◆ **Given task**
Pictures do not belong in the copy, so please give every entry below again exactly.

◆ **Listing**
.....
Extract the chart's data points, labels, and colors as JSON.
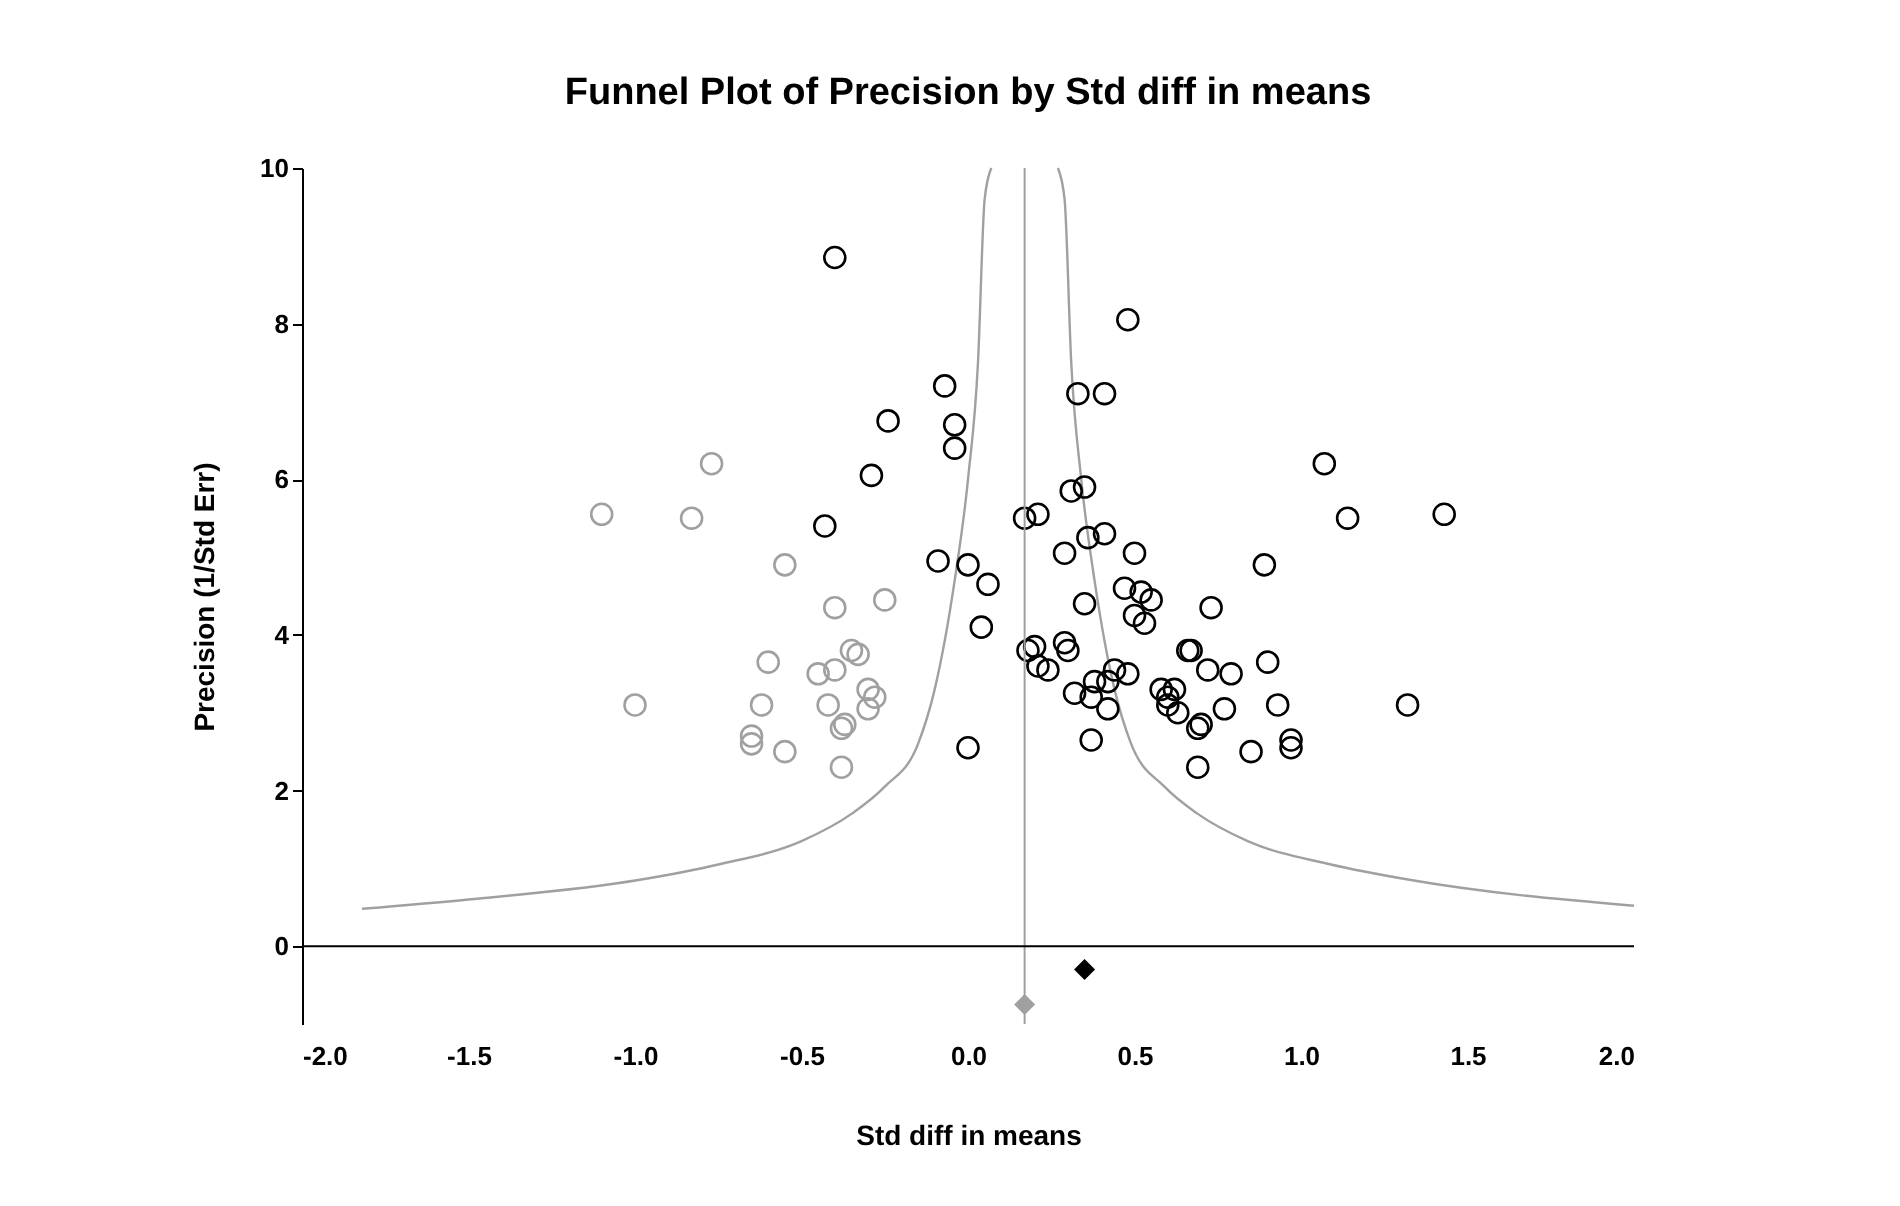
{
  "chart_data": {
    "type": "scatter",
    "title": "Funnel Plot of Precision by Std diff in means",
    "xlabel": "Std diff in means",
    "ylabel": "Precision (1/Std Err)",
    "xlim": [
      -2,
      2
    ],
    "xticks": [
      {
        "value": -2,
        "label": "-2.0"
      },
      {
        "value": -1.5,
        "label": "-1.5"
      },
      {
        "value": -1,
        "label": "-1.0"
      },
      {
        "value": -0.5,
        "label": "-0.5"
      },
      {
        "value": 0,
        "label": "0.0"
      },
      {
        "value": 0.5,
        "label": "0.5"
      },
      {
        "value": 1,
        "label": "1.0"
      },
      {
        "value": 1.5,
        "label": "1.5"
      },
      {
        "value": 2,
        "label": "2.0"
      }
    ],
    "ylim": [
      -1,
      10
    ],
    "yticks": [
      0,
      2,
      4,
      6,
      8,
      10
    ],
    "grid": false,
    "ref_lines": [
      {
        "axis": "x",
        "value": 0.17,
        "color": "#a0a0a0"
      },
      {
        "axis": "y",
        "value": 0,
        "color": "#000000"
      }
    ],
    "series": [
      {
        "type": "line",
        "color": "#a0a0a0",
        "x": [
          -1.82,
          -1.5,
          -0.99,
          -0.75,
          -0.5,
          -0.35,
          -0.25,
          -0.15,
          -0.1,
          -0.04,
          0.0,
          0.03,
          0.05,
          0.07
        ],
        "values": [
          0.48,
          0.6,
          0.85,
          1.05,
          1.35,
          1.7,
          2.05,
          2.6,
          3.3,
          4.7,
          6,
          7.5,
          9.6,
          10
        ]
      },
      {
        "type": "line",
        "color": "#a0a0a0",
        "x": [
          0.27,
          0.29,
          0.31,
          0.34,
          0.38,
          0.44,
          0.49,
          0.59,
          0.69,
          0.84,
          1.09,
          1.33,
          2.0
        ],
        "values": [
          10,
          9.6,
          7.5,
          6,
          4.7,
          3.3,
          2.6,
          2.05,
          1.7,
          1.35,
          1.05,
          0.85,
          0.52
        ]
      },
      {
        "marker": "circle",
        "color": "#a0a0a0",
        "x": [
          -1.1,
          -1.0,
          -0.77,
          -0.83,
          -0.55,
          -0.65,
          -0.65,
          -0.62,
          -0.6,
          -0.55,
          -0.45,
          -0.42,
          -0.4,
          -0.4,
          -0.38,
          -0.37,
          -0.38,
          -0.35,
          -0.33,
          -0.3,
          -0.28,
          -0.3,
          -0.25
        ],
        "values": [
          5.55,
          3.1,
          6.2,
          5.5,
          4.9,
          2.6,
          2.7,
          3.1,
          3.65,
          2.5,
          3.5,
          3.1,
          4.35,
          3.55,
          2.8,
          2.85,
          2.3,
          3.8,
          3.75,
          3.3,
          3.2,
          3.05,
          4.45
        ]
      },
      {
        "marker": "circle",
        "color": "#000000",
        "x": [
          -0.4,
          -0.07,
          -0.04,
          -0.04,
          -0.24,
          -0.29,
          -0.43,
          -0.09,
          0.0,
          0.06,
          0.04,
          0.0,
          0.17,
          0.21,
          0.18,
          0.2,
          0.21,
          0.24,
          0.29,
          0.3,
          0.29,
          0.31,
          0.33,
          0.35,
          0.36,
          0.35,
          0.32,
          0.37,
          0.38,
          0.37,
          0.41,
          0.41,
          0.42,
          0.42,
          0.44,
          0.47,
          0.48,
          0.48,
          0.5,
          0.5,
          0.52,
          0.53,
          0.55,
          0.58,
          0.6,
          0.6,
          0.63,
          0.62,
          0.66,
          0.67,
          0.69,
          0.69,
          0.7,
          0.72,
          0.73,
          0.77,
          0.79,
          0.85,
          0.89,
          0.9,
          0.93,
          0.97,
          0.97,
          1.07,
          1.14,
          1.32,
          1.43
        ],
        "values": [
          8.85,
          7.2,
          6.7,
          6.4,
          6.75,
          6.05,
          5.4,
          4.95,
          4.9,
          4.65,
          4.1,
          2.55,
          5.5,
          5.55,
          3.8,
          3.85,
          3.6,
          3.55,
          3.9,
          3.8,
          5.05,
          5.85,
          7.1,
          5.9,
          5.25,
          4.4,
          3.25,
          3.2,
          3.4,
          2.65,
          5.3,
          7.1,
          3.4,
          3.05,
          3.55,
          4.6,
          8.05,
          3.5,
          4.25,
          5.05,
          4.55,
          4.15,
          4.45,
          3.3,
          3.2,
          3.1,
          3.0,
          3.3,
          3.8,
          3.8,
          2.3,
          2.8,
          2.85,
          3.55,
          4.35,
          3.05,
          3.5,
          2.5,
          4.9,
          3.65,
          3.1,
          2.55,
          2.65,
          6.2,
          5.5,
          3.1,
          5.55
        ]
      },
      {
        "marker": "diamond",
        "color": "#000000",
        "x": [
          0.35
        ],
        "values": [
          -0.3
        ]
      },
      {
        "marker": "diamond",
        "color": "#a0a0a0",
        "x": [
          0.17
        ],
        "values": [
          -0.75
        ]
      }
    ]
  }
}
.....
◆ **Answer for this exercise**
Extract the chart's data points, labels, and colors as JSON.
{
  "chart_data": {
    "type": "scatter",
    "title": "Funnel Plot of Precision by Std diff in means",
    "xlabel": "Std diff in means",
    "ylabel": "Precision (1/Std Err)",
    "xlim": [
      -2,
      2
    ],
    "xticks": [
      {
        "value": -2,
        "label": "-2.0"
      },
      {
        "value": -1.5,
        "label": "-1.5"
      },
      {
        "value": -1,
        "label": "-1.0"
      },
      {
        "value": -0.5,
        "label": "-0.5"
      },
      {
        "value": 0,
        "label": "0.0"
      },
      {
        "value": 0.5,
        "label": "0.5"
      },
      {
        "value": 1,
        "label": "1.0"
      },
      {
        "value": 1.5,
        "label": "1.5"
      },
      {
        "value": 2,
        "label": "2.0"
      }
    ],
    "ylim": [
      -1,
      10
    ],
    "yticks": [
      0,
      2,
      4,
      6,
      8,
      10
    ],
    "grid": false,
    "ref_lines": [
      {
        "axis": "x",
        "value": 0.17,
        "color": "#a0a0a0"
      },
      {
        "axis": "y",
        "value": 0,
        "color": "#000000"
      }
    ],
    "series": [
      {
        "type": "line",
        "color": "#a0a0a0",
        "x": [
          -1.82,
          -1.5,
          -0.99,
          -0.75,
          -0.5,
          -0.35,
          -0.25,
          -0.15,
          -0.1,
          -0.04,
          0.0,
          0.03,
          0.05,
          0.07
        ],
        "values": [
          0.48,
          0.6,
          0.85,
          1.05,
          1.35,
          1.7,
          2.05,
          2.6,
          3.3,
          4.7,
          6,
          7.5,
          9.6,
          10
        ]
      },
      {
        "type": "line",
        "color": "#a0a0a0",
        "x": [
          0.27,
          0.29,
          0.31,
          0.34,
          0.38,
          0.44,
          0.49,
          0.59,
          0.69,
          0.84,
          1.09,
          1.33,
          2.0
        ],
        "values": [
          10,
          9.6,
          7.5,
          6,
          4.7,
          3.3,
          2.6,
          2.05,
          1.7,
          1.35,
          1.05,
          0.85,
          0.52
        ]
      },
      {
        "marker": "circle",
        "color": "#a0a0a0",
        "x": [
          -1.1,
          -1.0,
          -0.77,
          -0.83,
          -0.55,
          -0.65,
          -0.65,
          -0.62,
          -0.6,
          -0.55,
          -0.45,
          -0.42,
          -0.4,
          -0.4,
          -0.38,
          -0.37,
          -0.38,
          -0.35,
          -0.33,
          -0.3,
          -0.28,
          -0.3,
          -0.25
        ],
        "values": [
          5.55,
          3.1,
          6.2,
          5.5,
          4.9,
          2.6,
          2.7,
          3.1,
          3.65,
          2.5,
          3.5,
          3.1,
          4.35,
          3.55,
          2.8,
          2.85,
          2.3,
          3.8,
          3.75,
          3.3,
          3.2,
          3.05,
          4.45
        ]
      },
      {
        "marker": "circle",
        "color": "#000000",
        "x": [
          -0.4,
          -0.07,
          -0.04,
          -0.04,
          -0.24,
          -0.29,
          -0.43,
          -0.09,
          0.0,
          0.06,
          0.04,
          0.0,
          0.17,
          0.21,
          0.18,
          0.2,
          0.21,
          0.24,
          0.29,
          0.3,
          0.29,
          0.31,
          0.33,
          0.35,
          0.36,
          0.35,
          0.32,
          0.37,
          0.38,
          0.37,
          0.41,
          0.41,
          0.42,
          0.42,
          0.44,
          0.47,
          0.48,
          0.48,
          0.5,
          0.5,
          0.52,
          0.53,
          0.55,
          0.58,
          0.6,
          0.6,
          0.63,
          0.62,
          0.66,
          0.67,
          0.69,
          0.69,
          0.7,
          0.72,
          0.73,
          0.77,
          0.79,
          0.85,
          0.89,
          0.9,
          0.93,
          0.97,
          0.97,
          1.07,
          1.14,
          1.32,
          1.43
        ],
        "values": [
          8.85,
          7.2,
          6.7,
          6.4,
          6.75,
          6.05,
          5.4,
          4.95,
          4.9,
          4.65,
          4.1,
          2.55,
          5.5,
          5.55,
          3.8,
          3.85,
          3.6,
          3.55,
          3.9,
          3.8,
          5.05,
          5.85,
          7.1,
          5.9,
          5.25,
          4.4,
          3.25,
          3.2,
          3.4,
          2.65,
          5.3,
          7.1,
          3.4,
          3.05,
          3.55,
          4.6,
          8.05,
          3.5,
          4.25,
          5.05,
          4.55,
          4.15,
          4.45,
          3.3,
          3.2,
          3.1,
          3.0,
          3.3,
          3.8,
          3.8,
          2.3,
          2.8,
          2.85,
          3.55,
          4.35,
          3.05,
          3.5,
          2.5,
          4.9,
          3.65,
          3.1,
          2.55,
          2.65,
          6.2,
          5.5,
          3.1,
          5.55
        ]
      },
      {
        "marker": "diamond",
        "color": "#000000",
        "x": [
          0.35
        ],
        "values": [
          -0.3
        ]
      },
      {
        "marker": "diamond",
        "color": "#a0a0a0",
        "x": [
          0.17
        ],
        "values": [
          -0.75
        ]
      }
    ]
  }
}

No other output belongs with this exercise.